** Start **

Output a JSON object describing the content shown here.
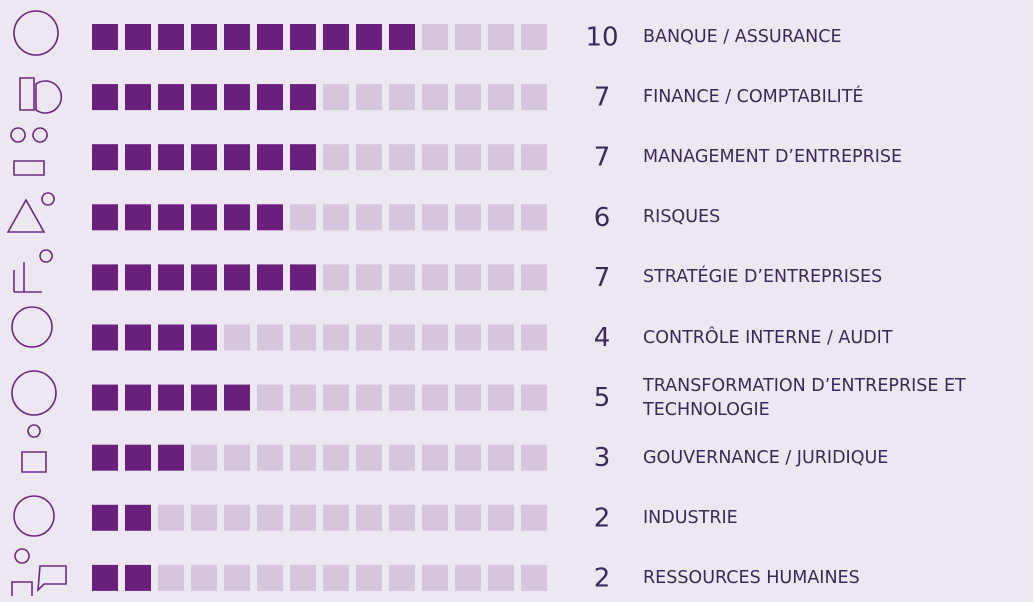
{
  "chart_data": {
    "type": "pictogram",
    "categories": [
      "BANQUE / ASSURANCE",
      "FINANCE / COMPTABILITÉ",
      "MANAGEMENT D’ENTREPRISE",
      "RISQUES",
      "STRATÉGIE D’ENTREPRISES",
      "CONTRÔLE INTERNE / AUDIT",
      "TRANSFORMATION D’ENTREPRISE ET TECHNOLOGIE",
      "GOUVERNANCE / JURIDIQUE",
      "INDUSTRIE",
      "RESSOURCES HUMAINES"
    ],
    "values": [
      10,
      7,
      7,
      6,
      7,
      4,
      5,
      3,
      2,
      2
    ],
    "xlim": [
      0,
      14
    ],
    "color": "#6b1f7d",
    "empty_color": "#d5c5dd"
  }
}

** End **

Ignore the images and quote every line of the listing exactly.

Final result:
Output a JSON object describing the content shown here.
{
  "chart_data": {
    "type": "pictogram",
    "categories": [
      "BANQUE / ASSURANCE",
      "FINANCE / COMPTABILITÉ",
      "MANAGEMENT D’ENTREPRISE",
      "RISQUES",
      "STRATÉGIE D’ENTREPRISES",
      "CONTRÔLE INTERNE / AUDIT",
      "TRANSFORMATION D’ENTREPRISE ET TECHNOLOGIE",
      "GOUVERNANCE / JURIDIQUE",
      "INDUSTRIE",
      "RESSOURCES HUMAINES"
    ],
    "values": [
      10,
      7,
      7,
      6,
      7,
      4,
      5,
      3,
      2,
      2
    ],
    "xlim": [
      0,
      14
    ],
    "color": "#6b1f7d",
    "empty_color": "#d5c5dd"
  }
}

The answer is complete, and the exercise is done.